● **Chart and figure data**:
# # #

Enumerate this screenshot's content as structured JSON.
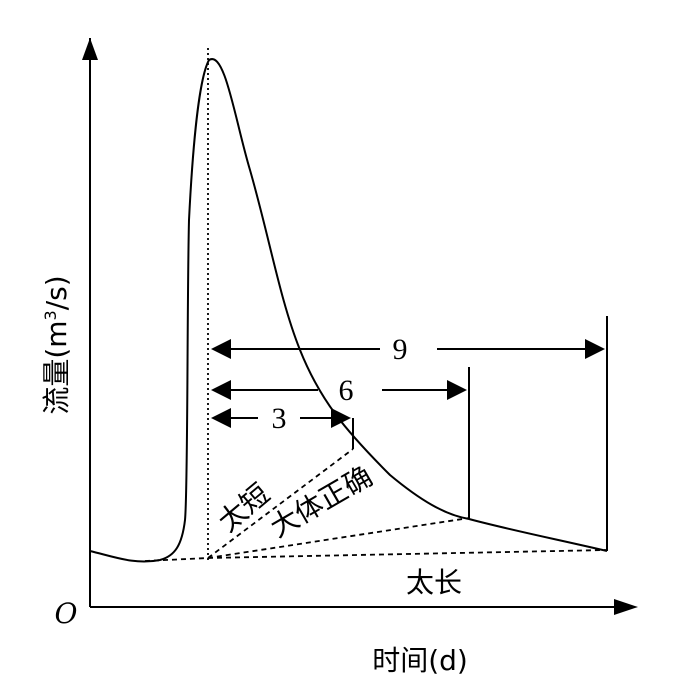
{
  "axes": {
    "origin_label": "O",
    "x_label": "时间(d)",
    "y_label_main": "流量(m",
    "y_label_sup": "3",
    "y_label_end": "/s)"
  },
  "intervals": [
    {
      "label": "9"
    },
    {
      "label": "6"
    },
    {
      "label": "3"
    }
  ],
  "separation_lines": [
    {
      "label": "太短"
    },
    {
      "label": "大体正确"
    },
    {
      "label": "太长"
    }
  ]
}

# # #

● **Set task**:
Reproduce the whole listing above word for word, but not its pictures.

● **Written answer**:
Enumerate this screenshot's content as structured JSON.
{
  "axes": {
    "origin_label": "O",
    "x_label": "时间(d)",
    "y_label_main": "流量(m",
    "y_label_sup": "3",
    "y_label_end": "/s)"
  },
  "intervals": [
    {
      "label": "9"
    },
    {
      "label": "6"
    },
    {
      "label": "3"
    }
  ],
  "separation_lines": [
    {
      "label": "太短"
    },
    {
      "label": "大体正确"
    },
    {
      "label": "太长"
    }
  ]
}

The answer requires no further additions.